◆ Set problem:
Copy every line from the records below that holds the word "acumulado".

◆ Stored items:
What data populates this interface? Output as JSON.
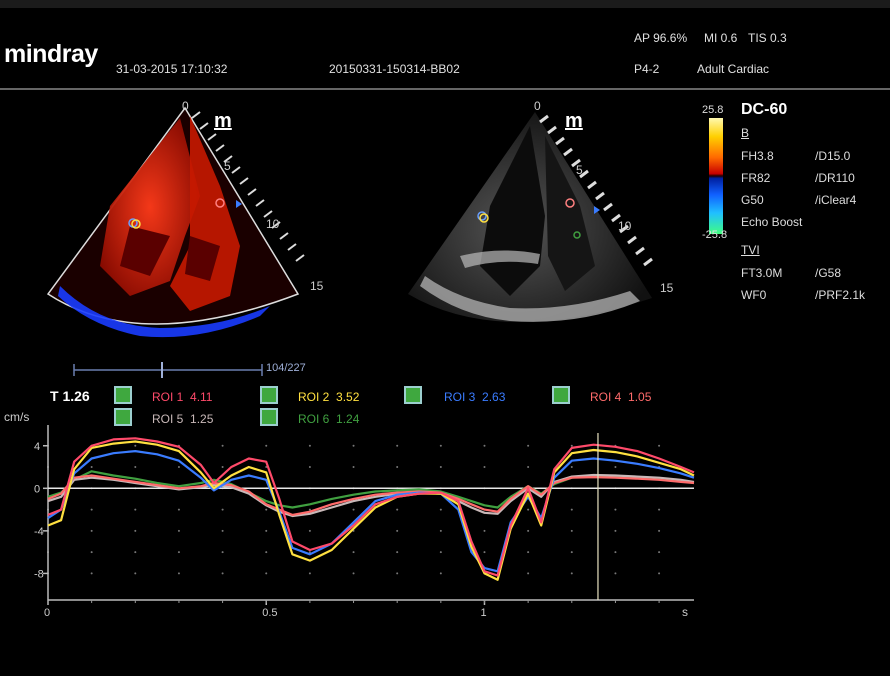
{
  "header": {
    "brand": "mindray",
    "datetime": "31-03-2015 17:10:32",
    "exam_id": "20150331-150314-BB02",
    "power": "AP 96.6%",
    "mi": "MI 0.6",
    "tis": "TIS 0.3",
    "probe": "P4-2",
    "preset": "Adult Cardiac"
  },
  "images": {
    "left_marker": "m",
    "right_marker": "m",
    "depth_ticks": [
      "0",
      "5",
      "10",
      "15"
    ]
  },
  "params": {
    "title": "DC-60",
    "bmode_label": "B",
    "rows": [
      [
        "FH3.8",
        "/D15.0"
      ],
      [
        "FR82",
        "/DR110"
      ],
      [
        "G50",
        "/iClear4"
      ]
    ],
    "echo_boost": "Echo Boost",
    "tvi_label": "TVI",
    "tvi_rows": [
      [
        "FT3.0M",
        "/G58"
      ],
      [
        "WF0",
        "/PRF2.1k"
      ]
    ],
    "scale_max": "25.8",
    "scale_min": "-25.8"
  },
  "cine": {
    "frame": "104/227"
  },
  "roi_panel": {
    "time_label": "T 1.26",
    "rois": [
      {
        "label": "ROI 1",
        "value": "4.11",
        "color": "#ff4a6a"
      },
      {
        "label": "ROI 2",
        "value": "3.52",
        "color": "#ffe040"
      },
      {
        "label": "ROI 3",
        "value": "2.63",
        "color": "#3a7cff"
      },
      {
        "label": "ROI 4",
        "value": "1.05",
        "color": "#ff6b6b"
      },
      {
        "label": "ROI 5",
        "value": "1.25",
        "color": "#c8b8b8"
      },
      {
        "label": "ROI 6",
        "value": "1.24",
        "color": "#40a040"
      }
    ]
  },
  "chart_data": {
    "type": "line",
    "ylabel": "cm/s",
    "xlabel": "s",
    "xlim": [
      0,
      1.48
    ],
    "ylim": [
      -10.5,
      5.2
    ],
    "x_ticks": [
      0,
      0.5,
      1
    ],
    "y_ticks": [
      4,
      0,
      -4,
      -8
    ],
    "cursor_x": 1.26,
    "x": [
      0,
      0.03,
      0.06,
      0.1,
      0.15,
      0.2,
      0.25,
      0.3,
      0.35,
      0.38,
      0.42,
      0.46,
      0.5,
      0.53,
      0.56,
      0.6,
      0.65,
      0.7,
      0.75,
      0.8,
      0.85,
      0.9,
      0.94,
      0.97,
      1.0,
      1.03,
      1.06,
      1.1,
      1.13,
      1.16,
      1.2,
      1.25,
      1.3,
      1.35,
      1.4,
      1.45,
      1.48
    ],
    "series": [
      {
        "name": "ROI 1",
        "color": "#ff4a6a",
        "values": [
          -2.5,
          -2,
          2.5,
          4.0,
          4.6,
          4.7,
          4.4,
          3.9,
          2.2,
          0.5,
          2.0,
          2.8,
          2.5,
          -1.0,
          -5.0,
          -5.8,
          -5.2,
          -3.5,
          -1.5,
          -0.8,
          -0.5,
          -0.4,
          -1.2,
          -5.0,
          -7.8,
          -8.2,
          -3.5,
          0.0,
          -3.2,
          1.8,
          3.8,
          4.1,
          3.9,
          3.5,
          2.8,
          2.0,
          1.5
        ]
      },
      {
        "name": "ROI 2",
        "color": "#ffe040",
        "values": [
          -3.5,
          -3.0,
          1.8,
          3.8,
          4.2,
          4.4,
          4.1,
          3.5,
          1.5,
          0.0,
          1.2,
          2.0,
          1.5,
          -2.5,
          -6.2,
          -6.8,
          -5.8,
          -3.8,
          -1.8,
          -0.8,
          -0.5,
          -0.5,
          -1.5,
          -5.5,
          -8.0,
          -8.6,
          -3.8,
          -0.5,
          -3.5,
          1.5,
          3.3,
          3.6,
          3.4,
          3.0,
          2.4,
          1.8,
          1.2
        ]
      },
      {
        "name": "ROI 3",
        "color": "#3a7cff",
        "values": [
          -2.8,
          -2.0,
          1.4,
          2.8,
          3.3,
          3.5,
          3.2,
          2.6,
          1.0,
          -0.2,
          0.8,
          1.2,
          0.8,
          -2.2,
          -5.6,
          -6.2,
          -5.2,
          -3.2,
          -1.2,
          -0.6,
          -0.4,
          -0.5,
          -2.0,
          -6.0,
          -7.5,
          -7.8,
          -3.2,
          -0.8,
          -2.8,
          1.0,
          2.6,
          2.8,
          2.6,
          2.3,
          1.9,
          1.4,
          1.0
        ]
      },
      {
        "name": "ROI 4",
        "color": "#ff6b6b",
        "values": [
          -1.0,
          -0.5,
          1.0,
          1.2,
          0.9,
          0.6,
          0.3,
          0.0,
          0.2,
          0.5,
          0.3,
          -0.3,
          -1.5,
          -2.0,
          -2.5,
          -2.2,
          -1.5,
          -1.0,
          -0.6,
          -0.4,
          -0.3,
          -0.4,
          -1.0,
          -1.5,
          -2.0,
          -2.2,
          -1.0,
          0.2,
          -0.6,
          0.5,
          1.0,
          1.05,
          1.0,
          0.9,
          0.8,
          0.6,
          0.5
        ]
      },
      {
        "name": "ROI 5",
        "color": "#c8b8b8",
        "values": [
          -1.2,
          -0.8,
          0.8,
          1.0,
          0.8,
          0.5,
          0.2,
          -0.1,
          0.1,
          0.3,
          0.1,
          -0.5,
          -1.6,
          -2.2,
          -2.6,
          -2.4,
          -1.8,
          -1.2,
          -0.8,
          -0.5,
          -0.4,
          -0.5,
          -1.2,
          -1.8,
          -2.3,
          -2.4,
          -1.2,
          0.0,
          -0.8,
          0.6,
          1.1,
          1.25,
          1.2,
          1.1,
          1.0,
          0.8,
          0.6
        ]
      },
      {
        "name": "ROI 6",
        "color": "#40a040",
        "values": [
          -0.8,
          -0.4,
          0.8,
          1.6,
          1.2,
          0.9,
          0.5,
          0.2,
          0.5,
          0.8,
          0.4,
          -0.4,
          -1.2,
          -1.6,
          -1.8,
          -1.5,
          -1.0,
          -0.6,
          -0.3,
          -0.2,
          -0.1,
          -0.3,
          -0.8,
          -1.2,
          -1.6,
          -1.8,
          -0.8,
          0.2,
          -0.5,
          0.4,
          1.0,
          1.24,
          1.1,
          1.0,
          0.9,
          0.7,
          0.5
        ]
      }
    ]
  }
}
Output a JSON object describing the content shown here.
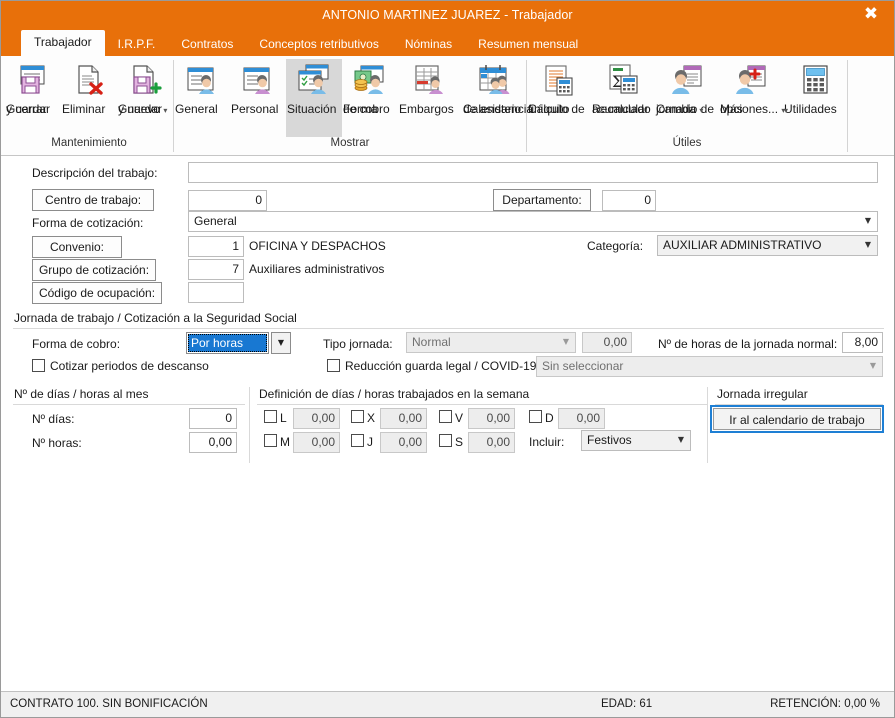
{
  "window": {
    "title": "ANTONIO MARTINEZ JUAREZ - Trabajador",
    "close_icon": "close-icon",
    "close_glyph": "✖",
    "accent_color": "#e8700a",
    "focus_color": "#1e7fd4",
    "selection_color": "#1878d2"
  },
  "tabs": [
    {
      "label": "Trabajador",
      "active": true
    },
    {
      "label": "I.R.P.F.",
      "active": false
    },
    {
      "label": "Contratos",
      "active": false
    },
    {
      "label": "Conceptos retributivos",
      "active": false
    },
    {
      "label": "Nóminas",
      "active": false
    },
    {
      "label": "Resumen mensual",
      "active": false
    }
  ],
  "ribbon": {
    "groups": [
      {
        "label": "Mantenimiento",
        "items": [
          {
            "icon": "save-and-close-icon",
            "line1": "Guardar",
            "line2": "y cerrar",
            "caret": false,
            "selected": false
          },
          {
            "icon": "delete-icon",
            "line1": "Eliminar",
            "line2": "",
            "caret": false,
            "selected": false
          },
          {
            "icon": "save-and-new-icon",
            "line1": "Guardar",
            "line2": "y nuevo",
            "caret": true,
            "selected": false
          }
        ]
      },
      {
        "label": "Mostrar",
        "items": [
          {
            "icon": "general-icon",
            "line1": "General",
            "line2": "",
            "caret": false,
            "selected": false
          },
          {
            "icon": "personal-icon",
            "line1": "Personal",
            "line2": "",
            "caret": false,
            "selected": false
          },
          {
            "icon": "situacion-icon",
            "line1": "Situación",
            "line2": "",
            "caret": false,
            "selected": true
          },
          {
            "icon": "forma-de-cobro-icon",
            "line1": "Forma",
            "line2": "de cobro",
            "caret": false,
            "selected": false
          },
          {
            "icon": "embargos-icon",
            "line1": "Embargos",
            "line2": "",
            "caret": false,
            "selected": false
          },
          {
            "icon": "calendario-asistencia-icon",
            "line1": "Calendario",
            "line2": "de asistencia",
            "caret": false,
            "selected": false
          }
        ]
      },
      {
        "label": "Útiles",
        "items": [
          {
            "icon": "calculo-finiquito-icon",
            "line1": "Cálculo de",
            "line2": "finiquito",
            "caret": false,
            "selected": false
          },
          {
            "icon": "recalcular-acumulado-icon",
            "line1": "Recalcular",
            "line2": "acumulado",
            "caret": false,
            "selected": false
          },
          {
            "icon": "cambio-de-jornada-icon",
            "line1": "Cambio de",
            "line2": "jornada",
            "caret": true,
            "selected": false
          },
          {
            "icon": "mas-opciones-icon",
            "line1": "Más",
            "line2": "opciones...",
            "caret": true,
            "selected": false
          },
          {
            "icon": "utilidades-icon",
            "line1": "Utilidades",
            "line2": "",
            "caret": true,
            "selected": false
          }
        ]
      }
    ]
  },
  "form": {
    "descripcion_label": "Descripción del trabajo:",
    "descripcion_value": "",
    "centro_trabajo_label": "Centro de trabajo:",
    "centro_trabajo_value": "0",
    "departamento_label": "Departamento:",
    "departamento_value": "0",
    "forma_cotizacion_label": "Forma de cotización:",
    "forma_cotizacion_value": "General",
    "convenio_label": "Convenio:",
    "convenio_code": "1",
    "convenio_desc": "OFICINA Y DESPACHOS",
    "categoria_label": "Categoría:",
    "categoria_value": "AUXILIAR ADMINISTRATIVO",
    "grupo_cotizacion_label": "Grupo de cotización:",
    "grupo_cotizacion_code": "7",
    "grupo_cotizacion_desc": "Auxiliares administrativos",
    "codigo_ocupacion_label": "Código de ocupación:",
    "codigo_ocupacion_value": ""
  },
  "jornada": {
    "section_title": "Jornada de trabajo / Cotización a la Seguridad Social",
    "forma_cobro_label": "Forma de cobro:",
    "forma_cobro_value": "Por horas",
    "cotizar_descanso_label": "Cotizar periodos de descanso",
    "cotizar_descanso_checked": false,
    "tipo_jornada_label": "Tipo jornada:",
    "tipo_jornada_value": "Normal",
    "tipo_jornada_pct": "0,00",
    "reduccion_label": "Reducción guarda legal / COVID-19",
    "reduccion_checked": false,
    "reduccion_value": "Sin seleccionar",
    "horas_jornada_label": "Nº de horas de la jornada normal:",
    "horas_jornada_value": "8,00"
  },
  "dias_mes": {
    "section_title": "Nº de días / horas al mes",
    "n_dias_label": "Nº días:",
    "n_dias_value": "0",
    "n_horas_label": "Nº horas:",
    "n_horas_value": "0,00"
  },
  "semana": {
    "section_title": "Definición de días / horas trabajados en la semana",
    "days": [
      {
        "code": "L",
        "value": "0,00",
        "checked": false
      },
      {
        "code": "M",
        "value": "0,00",
        "checked": false
      },
      {
        "code": "X",
        "value": "0,00",
        "checked": false
      },
      {
        "code": "J",
        "value": "0,00",
        "checked": false
      },
      {
        "code": "V",
        "value": "0,00",
        "checked": false
      },
      {
        "code": "S",
        "value": "0,00",
        "checked": false
      },
      {
        "code": "D",
        "value": "0,00",
        "checked": false
      }
    ],
    "incluir_label": "Incluir:",
    "incluir_value": "Festivos"
  },
  "jornada_irregular": {
    "section_title": "Jornada irregular",
    "button_label": "Ir al calendario de trabajo"
  },
  "statusbar": {
    "left": "CONTRATO 100.  SIN BONIFICACIÓN",
    "middle": "EDAD: 61",
    "right": "RETENCIÓN: 0,00 %"
  }
}
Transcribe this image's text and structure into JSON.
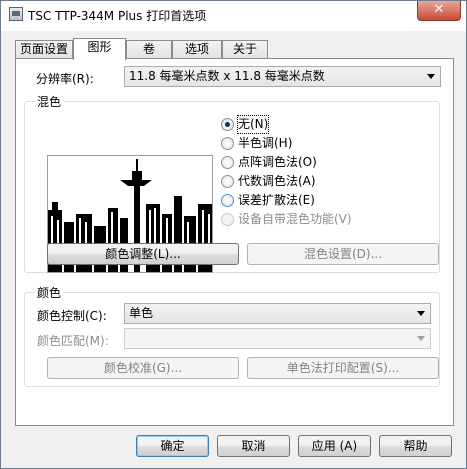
{
  "window": {
    "title": "TSC TTP-344M Plus 打印首选项",
    "close_glyph": "✕"
  },
  "tabs": [
    "页面设置",
    "图形",
    "卷",
    "选项",
    "关于"
  ],
  "resolution": {
    "label": "分辨率(R):",
    "value": "11.8 每毫米点数 x 11.8 每毫米点数"
  },
  "dithering": {
    "title": "混色",
    "options": [
      {
        "label": "无(N)",
        "checked": true,
        "enabled": true
      },
      {
        "label": "半色调(H)",
        "checked": false,
        "enabled": true
      },
      {
        "label": "点阵调色法(O)",
        "checked": false,
        "enabled": true
      },
      {
        "label": "代数调色法(A)",
        "checked": false,
        "enabled": true
      },
      {
        "label": "误差扩散法(E)",
        "checked": false,
        "enabled": true
      },
      {
        "label": "设备自带混色功能(V)",
        "checked": false,
        "enabled": false
      }
    ],
    "adjust_button": "颜色调整(L)...",
    "settings_button": "混色设置(D)..."
  },
  "color": {
    "title": "颜色",
    "control_label": "颜色控制(C):",
    "control_value": "单色",
    "match_label": "颜色匹配(M):",
    "match_value": "",
    "calibrate_button": "颜色校准(G)...",
    "mono_print_button": "单色法打印配置(S)..."
  },
  "footer": {
    "ok": "确定",
    "cancel": "取消",
    "apply": "应用 (A)",
    "help": "帮助"
  },
  "colors": {
    "accent": "#3c7fb1",
    "close": "#c74b36"
  }
}
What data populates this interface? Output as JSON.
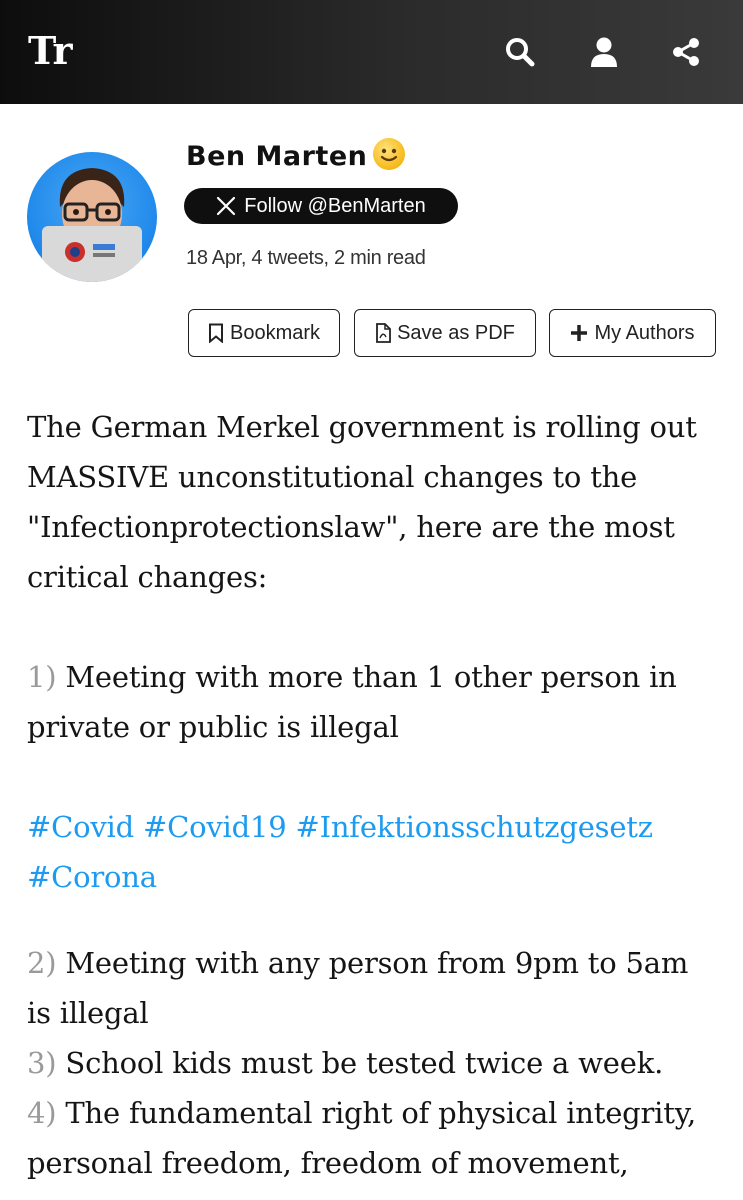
{
  "topbar": {
    "logo": "Tr",
    "icons": [
      "search-icon",
      "user-icon",
      "share-icon"
    ]
  },
  "author": {
    "name": "Ben Marten",
    "emoji": "slightly-smiling-face",
    "follow_label": "Follow @BenMarten",
    "meta": "18 Apr, 4 tweets, 2 min read"
  },
  "actions": {
    "bookmark": "Bookmark",
    "save_pdf": "Save as PDF",
    "my_authors": "My Authors"
  },
  "thread": {
    "intro": "The German Merkel government is rolling out MASSIVE unconstitutional changes to the \"Infectionprotectionslaw\", here are the most critical changes:",
    "item1_num": "1)",
    "item1_text": "Meeting with more than 1 other person in private or public is illegal",
    "hashtags_line1": "#Covid #Covid19 #Infektionsschutzgesetz",
    "hashtags_line2": "#Corona",
    "item2_num": "2)",
    "item2_text": "Meeting with any person from 9pm to 5am is illegal",
    "item3_num": "3)",
    "item3_text": "School kids must be tested twice a week.",
    "item4_num": "4)",
    "item4_text": "The fundamental right of physical integrity, personal freedom, freedom of movement,"
  },
  "colors": {
    "topbar": "#1a1a1a",
    "hashtag": "#1d9bf0",
    "number": "#9a9a9a",
    "avatar_bg": "#1d87ea"
  }
}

◆ Response for this exercise:
            "icon": "recalcular-acumulado-icon",
            "line2": "acumulado",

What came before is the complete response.